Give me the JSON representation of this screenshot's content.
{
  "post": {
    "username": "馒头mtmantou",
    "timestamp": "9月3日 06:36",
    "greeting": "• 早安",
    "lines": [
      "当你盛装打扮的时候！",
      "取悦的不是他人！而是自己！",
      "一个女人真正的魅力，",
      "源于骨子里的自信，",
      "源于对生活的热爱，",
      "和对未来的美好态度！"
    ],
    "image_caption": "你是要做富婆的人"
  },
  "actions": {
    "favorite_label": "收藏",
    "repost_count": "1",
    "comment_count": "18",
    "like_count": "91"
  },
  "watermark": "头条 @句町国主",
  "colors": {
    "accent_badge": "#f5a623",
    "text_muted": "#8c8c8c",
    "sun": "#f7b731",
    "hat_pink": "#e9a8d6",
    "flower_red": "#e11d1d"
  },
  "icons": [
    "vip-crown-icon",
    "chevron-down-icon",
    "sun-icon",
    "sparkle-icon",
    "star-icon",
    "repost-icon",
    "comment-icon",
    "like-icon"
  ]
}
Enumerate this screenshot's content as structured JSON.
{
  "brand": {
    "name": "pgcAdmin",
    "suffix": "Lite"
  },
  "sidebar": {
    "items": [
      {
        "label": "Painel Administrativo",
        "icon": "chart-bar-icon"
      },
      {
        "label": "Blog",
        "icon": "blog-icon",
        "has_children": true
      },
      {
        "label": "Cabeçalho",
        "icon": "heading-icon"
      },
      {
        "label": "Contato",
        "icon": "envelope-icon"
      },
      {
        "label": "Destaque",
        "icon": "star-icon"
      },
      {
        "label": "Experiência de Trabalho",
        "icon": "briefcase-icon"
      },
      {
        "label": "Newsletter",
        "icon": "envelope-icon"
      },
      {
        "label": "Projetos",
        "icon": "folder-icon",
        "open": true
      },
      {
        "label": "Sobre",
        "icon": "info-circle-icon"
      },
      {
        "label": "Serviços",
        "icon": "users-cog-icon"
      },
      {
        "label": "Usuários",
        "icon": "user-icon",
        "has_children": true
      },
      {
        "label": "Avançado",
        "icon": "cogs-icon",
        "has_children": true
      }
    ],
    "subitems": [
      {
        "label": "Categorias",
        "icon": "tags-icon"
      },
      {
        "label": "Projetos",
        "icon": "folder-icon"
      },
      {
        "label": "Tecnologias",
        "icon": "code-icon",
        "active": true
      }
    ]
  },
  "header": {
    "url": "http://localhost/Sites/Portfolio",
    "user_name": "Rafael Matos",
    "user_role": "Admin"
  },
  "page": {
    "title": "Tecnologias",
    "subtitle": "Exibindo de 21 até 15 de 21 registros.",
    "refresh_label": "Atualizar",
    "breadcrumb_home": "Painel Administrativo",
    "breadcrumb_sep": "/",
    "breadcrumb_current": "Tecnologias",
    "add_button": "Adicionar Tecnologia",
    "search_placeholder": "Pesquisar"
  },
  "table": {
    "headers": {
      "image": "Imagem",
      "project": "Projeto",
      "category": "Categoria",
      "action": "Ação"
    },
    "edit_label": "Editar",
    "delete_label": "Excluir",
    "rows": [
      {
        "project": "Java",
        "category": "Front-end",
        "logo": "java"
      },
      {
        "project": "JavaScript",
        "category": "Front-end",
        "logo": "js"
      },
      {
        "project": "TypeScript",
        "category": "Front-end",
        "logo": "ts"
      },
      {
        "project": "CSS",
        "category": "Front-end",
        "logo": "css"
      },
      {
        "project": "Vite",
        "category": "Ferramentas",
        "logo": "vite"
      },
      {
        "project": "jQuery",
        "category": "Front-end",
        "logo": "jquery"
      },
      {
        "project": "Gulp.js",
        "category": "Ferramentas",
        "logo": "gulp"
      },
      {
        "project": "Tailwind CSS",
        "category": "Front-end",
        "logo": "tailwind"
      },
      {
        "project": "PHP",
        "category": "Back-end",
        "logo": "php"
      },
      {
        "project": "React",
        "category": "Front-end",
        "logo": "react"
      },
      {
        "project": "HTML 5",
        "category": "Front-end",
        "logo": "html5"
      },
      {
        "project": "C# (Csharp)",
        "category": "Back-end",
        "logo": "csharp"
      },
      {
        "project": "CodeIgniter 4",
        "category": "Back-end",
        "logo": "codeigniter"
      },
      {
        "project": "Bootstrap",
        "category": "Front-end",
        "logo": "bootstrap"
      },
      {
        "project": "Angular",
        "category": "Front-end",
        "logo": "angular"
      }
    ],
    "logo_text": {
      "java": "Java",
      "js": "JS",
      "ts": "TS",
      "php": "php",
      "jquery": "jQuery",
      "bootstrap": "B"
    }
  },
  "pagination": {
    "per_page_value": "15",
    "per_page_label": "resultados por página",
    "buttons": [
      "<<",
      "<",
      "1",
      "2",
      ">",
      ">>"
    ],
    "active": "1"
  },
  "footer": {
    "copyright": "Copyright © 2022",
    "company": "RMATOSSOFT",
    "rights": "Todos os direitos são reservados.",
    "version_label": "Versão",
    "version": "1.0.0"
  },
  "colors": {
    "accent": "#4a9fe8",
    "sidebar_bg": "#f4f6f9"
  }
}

**To do:**
Exactly reproduce every record.

**Result of this task:**
Give me the JSON representation of this screenshot's content.
{
  "post": {
    "username": "馒头mtmantou",
    "timestamp": "9月3日 06:36",
    "greeting": "• 早安",
    "lines": [
      "当你盛装打扮的时候！",
      "取悦的不是他人！而是自己！",
      "一个女人真正的魅力，",
      "源于骨子里的自信，",
      "源于对生活的热爱，",
      "和对未来的美好态度！"
    ],
    "image_caption": "你是要做富婆的人"
  },
  "actions": {
    "favorite_label": "收藏",
    "repost_count": "1",
    "comment_count": "18",
    "like_count": "91"
  },
  "watermark": "头条 @句町国主",
  "colors": {
    "accent_badge": "#f5a623",
    "text_muted": "#8c8c8c",
    "sun": "#f7b731",
    "hat_pink": "#e9a8d6",
    "flower_red": "#e11d1d"
  },
  "icons": [
    "vip-crown-icon",
    "chevron-down-icon",
    "sun-icon",
    "sparkle-icon",
    "star-icon",
    "repost-icon",
    "comment-icon",
    "like-icon"
  ]
}
Enumerate this screenshot's content as structured JSON.
{
  "brand": {
    "name": "pgcAdmin",
    "suffix": "Lite"
  },
  "sidebar": {
    "items": [
      {
        "label": "Painel Administrativo",
        "icon": "chart-bar-icon"
      },
      {
        "label": "Blog",
        "icon": "blog-icon",
        "has_children": true
      },
      {
        "label": "Cabeçalho",
        "icon": "heading-icon"
      },
      {
        "label": "Contato",
        "icon": "envelope-icon"
      },
      {
        "label": "Destaque",
        "icon": "star-icon"
      },
      {
        "label": "Experiência de Trabalho",
        "icon": "briefcase-icon"
      },
      {
        "label": "Newsletter",
        "icon": "envelope-icon"
      },
      {
        "label": "Projetos",
        "icon": "folder-icon",
        "open": true
      },
      {
        "label": "Sobre",
        "icon": "info-circle-icon"
      },
      {
        "label": "Serviços",
        "icon": "users-cog-icon"
      },
      {
        "label": "Usuários",
        "icon": "user-icon",
        "has_children": true
      },
      {
        "label": "Avançado",
        "icon": "cogs-icon",
        "has_children": true
      }
    ],
    "subitems": [
      {
        "label": "Categorias",
        "icon": "tags-icon"
      },
      {
        "label": "Projetos",
        "icon": "folder-icon"
      },
      {
        "label": "Tecnologias",
        "icon": "code-icon",
        "active": true
      }
    ]
  },
  "header": {
    "url": "http://localhost/Sites/Portfolio",
    "user_name": "Rafael Matos",
    "user_role": "Admin"
  },
  "page": {
    "title": "Tecnologias",
    "subtitle": "Exibindo de 21 até 15 de 21 registros.",
    "refresh_label": "Atualizar",
    "breadcrumb_home": "Painel Administrativo",
    "breadcrumb_sep": "/",
    "breadcrumb_current": "Tecnologias",
    "add_button": "Adicionar Tecnologia",
    "search_placeholder": "Pesquisar"
  },
  "table": {
    "headers": {
      "image": "Imagem",
      "project": "Projeto",
      "category": "Categoria",
      "action": "Ação"
    },
    "edit_label": "Editar",
    "delete_label": "Excluir",
    "rows": [
      {
        "project": "Java",
        "category": "Front-end",
        "logo": "java"
      },
      {
        "project": "JavaScript",
        "category": "Front-end",
        "logo": "js"
      },
      {
        "project": "TypeScript",
        "category": "Front-end",
        "logo": "ts"
      },
      {
        "project": "CSS",
        "category": "Front-end",
        "logo": "css"
      },
      {
        "project": "Vite",
        "category": "Ferramentas",
        "logo": "vite"
      },
      {
        "project": "jQuery",
        "category": "Front-end",
        "logo": "jquery"
      },
      {
        "project": "Gulp.js",
        "category": "Ferramentas",
        "logo": "gulp"
      },
      {
        "project": "Tailwind CSS",
        "category": "Front-end",
        "logo": "tailwind"
      },
      {
        "project": "PHP",
        "category": "Back-end",
        "logo": "php"
      },
      {
        "project": "React",
        "category": "Front-end",
        "logo": "react"
      },
      {
        "project": "HTML 5",
        "category": "Front-end",
        "logo": "html5"
      },
      {
        "project": "C# (Csharp)",
        "category": "Back-end",
        "logo": "csharp"
      },
      {
        "project": "CodeIgniter 4",
        "category": "Back-end",
        "logo": "codeigniter"
      },
      {
        "project": "Bootstrap",
        "category": "Front-end",
        "logo": "bootstrap"
      },
      {
        "project": "Angular",
        "category": "Front-end",
        "logo": "angular"
      }
    ],
    "logo_text": {
      "java": "Java",
      "js": "JS",
      "ts": "TS",
      "php": "php",
      "jquery": "jQuery",
      "bootstrap": "B"
    }
  },
  "pagination": {
    "per_page_value": "15",
    "per_page_label": "resultados por página",
    "buttons": [
      "<<",
      "<",
      "1",
      "2",
      ">",
      ">>"
    ],
    "active": "1"
  },
  "footer": {
    "copyright": "Copyright © 2022",
    "company": "RMATOSSOFT",
    "rights": "Todos os direitos são reservados.",
    "version_label": "Versão",
    "version": "1.0.0"
  },
  "colors": {
    "accent": "#4a9fe8",
    "sidebar_bg": "#f4f6f9"
  }
}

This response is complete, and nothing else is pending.